### Records supplied
-- Start --
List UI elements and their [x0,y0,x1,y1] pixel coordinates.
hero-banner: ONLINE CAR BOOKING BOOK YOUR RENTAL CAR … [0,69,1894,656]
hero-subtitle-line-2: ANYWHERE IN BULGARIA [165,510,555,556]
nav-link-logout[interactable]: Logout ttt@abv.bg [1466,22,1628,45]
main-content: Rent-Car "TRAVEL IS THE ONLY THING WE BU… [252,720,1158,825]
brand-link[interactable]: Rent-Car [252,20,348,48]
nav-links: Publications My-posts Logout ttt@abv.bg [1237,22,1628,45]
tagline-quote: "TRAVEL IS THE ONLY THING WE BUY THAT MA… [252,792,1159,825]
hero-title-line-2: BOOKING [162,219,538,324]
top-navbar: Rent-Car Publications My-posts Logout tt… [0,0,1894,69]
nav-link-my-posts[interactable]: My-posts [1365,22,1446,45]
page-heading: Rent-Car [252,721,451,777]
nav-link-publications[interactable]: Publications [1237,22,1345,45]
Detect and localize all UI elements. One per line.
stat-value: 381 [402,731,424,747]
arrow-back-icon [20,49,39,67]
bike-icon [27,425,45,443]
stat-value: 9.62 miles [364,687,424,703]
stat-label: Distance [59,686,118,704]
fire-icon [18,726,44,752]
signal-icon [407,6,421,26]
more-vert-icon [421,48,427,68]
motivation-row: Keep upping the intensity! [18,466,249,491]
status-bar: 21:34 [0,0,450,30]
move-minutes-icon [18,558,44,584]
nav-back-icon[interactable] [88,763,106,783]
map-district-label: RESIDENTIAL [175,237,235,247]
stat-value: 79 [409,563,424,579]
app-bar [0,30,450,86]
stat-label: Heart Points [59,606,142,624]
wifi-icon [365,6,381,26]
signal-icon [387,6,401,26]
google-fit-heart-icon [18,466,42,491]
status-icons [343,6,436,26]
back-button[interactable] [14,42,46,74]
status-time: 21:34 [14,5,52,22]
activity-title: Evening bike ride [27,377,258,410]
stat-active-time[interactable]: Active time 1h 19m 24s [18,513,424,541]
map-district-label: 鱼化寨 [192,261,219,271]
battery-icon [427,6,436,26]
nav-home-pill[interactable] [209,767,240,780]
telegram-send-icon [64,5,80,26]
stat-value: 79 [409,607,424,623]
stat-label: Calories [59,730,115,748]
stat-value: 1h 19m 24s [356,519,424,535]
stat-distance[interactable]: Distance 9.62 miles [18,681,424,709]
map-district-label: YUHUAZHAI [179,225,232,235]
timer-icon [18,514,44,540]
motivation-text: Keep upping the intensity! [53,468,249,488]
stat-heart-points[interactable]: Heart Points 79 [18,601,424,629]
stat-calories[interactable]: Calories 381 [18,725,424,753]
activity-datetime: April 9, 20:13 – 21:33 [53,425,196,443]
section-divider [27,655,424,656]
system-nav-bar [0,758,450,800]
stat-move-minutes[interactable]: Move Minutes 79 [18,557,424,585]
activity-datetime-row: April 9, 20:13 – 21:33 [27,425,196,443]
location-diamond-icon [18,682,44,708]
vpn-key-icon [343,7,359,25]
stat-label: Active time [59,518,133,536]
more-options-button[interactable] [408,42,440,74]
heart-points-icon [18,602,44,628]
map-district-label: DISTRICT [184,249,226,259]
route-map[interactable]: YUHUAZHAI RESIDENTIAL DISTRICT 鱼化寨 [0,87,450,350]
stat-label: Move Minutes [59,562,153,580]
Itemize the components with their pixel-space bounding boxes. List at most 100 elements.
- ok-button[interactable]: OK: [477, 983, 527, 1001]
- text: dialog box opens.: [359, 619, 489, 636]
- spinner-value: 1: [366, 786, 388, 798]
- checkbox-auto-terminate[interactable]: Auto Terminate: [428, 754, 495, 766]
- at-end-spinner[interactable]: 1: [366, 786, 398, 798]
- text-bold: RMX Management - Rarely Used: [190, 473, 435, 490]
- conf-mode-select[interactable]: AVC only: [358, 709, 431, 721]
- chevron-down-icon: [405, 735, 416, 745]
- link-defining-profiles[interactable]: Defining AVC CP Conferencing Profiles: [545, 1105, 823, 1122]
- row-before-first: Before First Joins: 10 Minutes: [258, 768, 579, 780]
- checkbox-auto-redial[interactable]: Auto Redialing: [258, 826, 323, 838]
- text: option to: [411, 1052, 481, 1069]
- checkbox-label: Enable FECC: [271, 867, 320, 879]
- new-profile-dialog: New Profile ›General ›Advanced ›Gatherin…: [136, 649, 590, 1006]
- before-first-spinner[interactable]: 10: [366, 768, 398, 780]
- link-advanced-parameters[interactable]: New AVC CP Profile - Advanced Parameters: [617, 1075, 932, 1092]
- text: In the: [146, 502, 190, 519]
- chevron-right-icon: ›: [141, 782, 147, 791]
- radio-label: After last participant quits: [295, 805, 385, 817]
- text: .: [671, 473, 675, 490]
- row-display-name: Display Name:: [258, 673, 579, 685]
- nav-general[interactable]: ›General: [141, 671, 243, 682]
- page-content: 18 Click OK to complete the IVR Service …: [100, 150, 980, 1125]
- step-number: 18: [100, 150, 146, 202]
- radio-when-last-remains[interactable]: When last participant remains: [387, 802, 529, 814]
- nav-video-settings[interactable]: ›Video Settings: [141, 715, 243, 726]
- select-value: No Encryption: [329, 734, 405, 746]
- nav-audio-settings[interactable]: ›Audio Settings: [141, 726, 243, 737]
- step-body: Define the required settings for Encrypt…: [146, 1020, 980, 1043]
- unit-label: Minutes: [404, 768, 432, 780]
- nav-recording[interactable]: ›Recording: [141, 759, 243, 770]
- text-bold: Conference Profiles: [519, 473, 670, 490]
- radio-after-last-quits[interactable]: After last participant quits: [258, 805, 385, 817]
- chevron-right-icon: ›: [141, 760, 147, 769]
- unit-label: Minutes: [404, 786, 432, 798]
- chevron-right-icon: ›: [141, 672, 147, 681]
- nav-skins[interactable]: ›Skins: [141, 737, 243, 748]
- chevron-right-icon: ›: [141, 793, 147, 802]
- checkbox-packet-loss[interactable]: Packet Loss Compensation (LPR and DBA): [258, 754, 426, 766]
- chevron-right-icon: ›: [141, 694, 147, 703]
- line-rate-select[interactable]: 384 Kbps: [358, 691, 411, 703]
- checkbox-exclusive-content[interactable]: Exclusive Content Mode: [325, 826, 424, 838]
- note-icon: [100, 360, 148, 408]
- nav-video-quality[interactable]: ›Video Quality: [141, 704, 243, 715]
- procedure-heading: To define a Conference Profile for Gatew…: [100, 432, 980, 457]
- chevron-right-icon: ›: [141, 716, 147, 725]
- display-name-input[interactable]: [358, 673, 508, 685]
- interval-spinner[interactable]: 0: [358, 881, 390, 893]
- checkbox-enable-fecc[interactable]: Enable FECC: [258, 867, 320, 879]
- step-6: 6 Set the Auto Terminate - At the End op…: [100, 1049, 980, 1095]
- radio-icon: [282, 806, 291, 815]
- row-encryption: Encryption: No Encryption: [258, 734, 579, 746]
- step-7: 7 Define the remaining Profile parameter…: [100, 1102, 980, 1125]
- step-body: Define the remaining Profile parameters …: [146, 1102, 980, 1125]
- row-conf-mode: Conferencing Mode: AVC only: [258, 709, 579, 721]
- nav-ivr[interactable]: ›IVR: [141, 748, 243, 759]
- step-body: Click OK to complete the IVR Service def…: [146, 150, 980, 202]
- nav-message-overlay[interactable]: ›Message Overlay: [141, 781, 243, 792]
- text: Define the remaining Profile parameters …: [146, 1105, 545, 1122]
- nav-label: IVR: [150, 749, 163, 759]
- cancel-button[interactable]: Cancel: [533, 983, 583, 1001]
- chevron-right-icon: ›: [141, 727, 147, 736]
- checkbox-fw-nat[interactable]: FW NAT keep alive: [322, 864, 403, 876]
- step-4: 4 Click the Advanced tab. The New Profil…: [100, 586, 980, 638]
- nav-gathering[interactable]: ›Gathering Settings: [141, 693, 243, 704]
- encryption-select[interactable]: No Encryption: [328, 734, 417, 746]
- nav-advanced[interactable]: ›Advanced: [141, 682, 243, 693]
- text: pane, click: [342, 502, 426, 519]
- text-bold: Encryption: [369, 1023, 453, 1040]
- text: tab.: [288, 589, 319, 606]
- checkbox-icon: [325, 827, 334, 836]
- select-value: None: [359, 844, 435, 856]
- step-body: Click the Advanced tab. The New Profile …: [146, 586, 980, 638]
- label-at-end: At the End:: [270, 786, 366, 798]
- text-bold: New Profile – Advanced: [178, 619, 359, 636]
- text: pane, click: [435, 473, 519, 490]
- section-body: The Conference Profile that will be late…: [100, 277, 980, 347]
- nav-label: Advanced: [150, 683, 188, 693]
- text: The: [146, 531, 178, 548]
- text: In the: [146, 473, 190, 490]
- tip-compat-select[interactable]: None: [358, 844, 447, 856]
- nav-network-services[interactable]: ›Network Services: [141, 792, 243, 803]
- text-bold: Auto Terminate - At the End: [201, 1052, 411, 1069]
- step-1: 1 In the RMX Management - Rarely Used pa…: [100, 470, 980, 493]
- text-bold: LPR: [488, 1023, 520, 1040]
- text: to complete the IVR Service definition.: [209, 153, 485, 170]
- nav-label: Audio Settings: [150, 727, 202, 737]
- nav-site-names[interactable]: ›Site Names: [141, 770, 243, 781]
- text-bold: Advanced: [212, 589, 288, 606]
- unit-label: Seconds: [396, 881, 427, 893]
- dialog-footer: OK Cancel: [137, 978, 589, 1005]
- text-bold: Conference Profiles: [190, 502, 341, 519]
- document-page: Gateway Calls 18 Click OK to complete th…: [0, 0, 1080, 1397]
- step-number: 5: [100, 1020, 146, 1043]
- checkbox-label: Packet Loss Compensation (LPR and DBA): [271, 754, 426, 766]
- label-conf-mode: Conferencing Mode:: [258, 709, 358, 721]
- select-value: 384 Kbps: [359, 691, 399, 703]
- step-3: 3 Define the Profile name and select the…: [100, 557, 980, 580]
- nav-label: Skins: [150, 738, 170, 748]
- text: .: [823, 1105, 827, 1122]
-- End --
Copy the records verbatim, from their first line through the line containing "stat-active-time[interactable]: Active time", both ends included.

List UI elements and their [x0,y0,x1,y1] pixel coordinates.
hero-banner: ONLINE CAR BOOKING BOOK YOUR RENTAL CAR … [0,69,1894,656]
hero-subtitle-line-2: ANYWHERE IN BULGARIA [165,510,555,556]
nav-link-logout[interactable]: Logout ttt@abv.bg [1466,22,1628,45]
main-content: Rent-Car "TRAVEL IS THE ONLY THING WE BU… [252,720,1158,825]
brand-link[interactable]: Rent-Car [252,20,348,48]
nav-links: Publications My-posts Logout ttt@abv.bg [1237,22,1628,45]
tagline-quote: "TRAVEL IS THE ONLY THING WE BUY THAT MA… [252,792,1159,825]
hero-title-line-2: BOOKING [162,219,538,324]
top-navbar: Rent-Car Publications My-posts Logout tt… [0,0,1894,69]
nav-link-my-posts[interactable]: My-posts [1365,22,1446,45]
page-heading: Rent-Car [252,721,451,777]
nav-link-publications[interactable]: Publications [1237,22,1345,45]
Detect and localize all UI elements. One per line.
stat-value: 381 [402,731,424,747]
arrow-back-icon [20,49,39,67]
bike-icon [27,425,45,443]
stat-value: 9.62 miles [364,687,424,703]
stat-label: Distance [59,686,118,704]
fire-icon [18,726,44,752]
signal-icon [407,6,421,26]
more-vert-icon [421,48,427,68]
motivation-row: Keep upping the intensity! [18,466,249,491]
status-bar: 21:34 [0,0,450,30]
move-minutes-icon [18,558,44,584]
nav-back-icon[interactable] [88,763,106,783]
map-district-label: RESIDENTIAL [175,237,235,247]
stat-value: 79 [409,563,424,579]
app-bar [0,30,450,86]
stat-label: Heart Points [59,606,142,624]
wifi-icon [365,6,381,26]
signal-icon [387,6,401,26]
google-fit-heart-icon [18,466,42,491]
status-icons [343,6,436,26]
back-button[interactable] [14,42,46,74]
status-time: 21:34 [14,5,52,22]
activity-title: Evening bike ride [27,377,258,410]
stat-active-time[interactable]: Active time 1h 19m 24s [18,513,424,541]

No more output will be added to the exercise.